- [Directions]:
Copy down the stored lines below without changing anything in them.

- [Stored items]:
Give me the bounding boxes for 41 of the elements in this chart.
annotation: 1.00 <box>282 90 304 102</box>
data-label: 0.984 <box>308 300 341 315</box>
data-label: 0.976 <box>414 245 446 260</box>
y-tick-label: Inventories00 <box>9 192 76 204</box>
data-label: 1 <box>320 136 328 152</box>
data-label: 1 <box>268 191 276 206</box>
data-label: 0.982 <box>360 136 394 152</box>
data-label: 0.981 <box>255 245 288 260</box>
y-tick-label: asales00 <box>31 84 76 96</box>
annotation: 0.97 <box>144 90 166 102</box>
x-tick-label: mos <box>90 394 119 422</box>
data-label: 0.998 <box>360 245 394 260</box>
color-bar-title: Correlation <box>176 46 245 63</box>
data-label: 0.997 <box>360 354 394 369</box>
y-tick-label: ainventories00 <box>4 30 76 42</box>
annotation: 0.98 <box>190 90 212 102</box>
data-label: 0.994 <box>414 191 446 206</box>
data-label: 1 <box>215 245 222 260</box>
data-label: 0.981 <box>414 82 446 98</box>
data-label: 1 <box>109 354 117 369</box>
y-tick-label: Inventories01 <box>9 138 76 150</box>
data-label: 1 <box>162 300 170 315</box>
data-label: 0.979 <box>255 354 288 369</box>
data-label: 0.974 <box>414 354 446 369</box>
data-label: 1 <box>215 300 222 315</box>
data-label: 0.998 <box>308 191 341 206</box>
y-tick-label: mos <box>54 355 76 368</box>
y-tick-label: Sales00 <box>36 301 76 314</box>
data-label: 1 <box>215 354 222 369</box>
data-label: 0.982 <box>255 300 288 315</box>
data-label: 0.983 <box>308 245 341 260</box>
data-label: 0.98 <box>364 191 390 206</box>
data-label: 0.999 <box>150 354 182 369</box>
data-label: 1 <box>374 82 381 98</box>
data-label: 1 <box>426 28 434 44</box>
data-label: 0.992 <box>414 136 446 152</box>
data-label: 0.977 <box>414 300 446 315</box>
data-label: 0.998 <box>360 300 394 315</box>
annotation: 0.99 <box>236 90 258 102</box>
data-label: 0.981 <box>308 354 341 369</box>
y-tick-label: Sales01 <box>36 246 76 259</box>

- [Answer for this exercise]:
Give me the bounding boxes for 41 of the elements in this chart.
annotation: 1.00 <box>282 90 304 102</box>
data-label: 0.984 <box>308 300 341 315</box>
data-label: 0.976 <box>414 245 446 260</box>
y-tick-label: Inventories00 <box>9 192 76 204</box>
data-label: 1 <box>320 136 328 152</box>
data-label: 1 <box>268 191 276 206</box>
data-label: 0.982 <box>360 136 394 152</box>
data-label: 0.981 <box>255 245 288 260</box>
y-tick-label: asales00 <box>31 84 76 96</box>
annotation: 0.97 <box>144 90 166 102</box>
x-tick-label: mos <box>90 394 119 422</box>
data-label: 0.998 <box>360 245 394 260</box>
color-bar-title: Correlation <box>176 46 245 63</box>
data-label: 0.997 <box>360 354 394 369</box>
y-tick-label: ainventories00 <box>4 30 76 42</box>
annotation: 0.98 <box>190 90 212 102</box>
data-label: 0.994 <box>414 191 446 206</box>
data-label: 1 <box>215 245 222 260</box>
data-label: 0.981 <box>414 82 446 98</box>
data-label: 1 <box>109 354 117 369</box>
y-tick-label: Inventories01 <box>9 138 76 150</box>
data-label: 1 <box>162 300 170 315</box>
data-label: 0.979 <box>255 354 288 369</box>
data-label: 0.974 <box>414 354 446 369</box>
data-label: 1 <box>215 300 222 315</box>
data-label: 0.998 <box>308 191 341 206</box>
y-tick-label: mos <box>54 355 76 368</box>
y-tick-label: Sales00 <box>36 301 76 314</box>
data-label: 1 <box>215 354 222 369</box>
data-label: 0.982 <box>255 300 288 315</box>
data-label: 0.983 <box>308 245 341 260</box>
data-label: 0.98 <box>364 191 390 206</box>
data-label: 0.999 <box>150 354 182 369</box>
data-label: 1 <box>374 82 381 98</box>
data-label: 1 <box>426 28 434 44</box>
data-label: 0.992 <box>414 136 446 152</box>
data-label: 0.977 <box>414 300 446 315</box>
data-label: 0.998 <box>360 300 394 315</box>
annotation: 0.99 <box>236 90 258 102</box>
data-label: 0.981 <box>308 354 341 369</box>
y-tick-label: Sales01 <box>36 246 76 259</box>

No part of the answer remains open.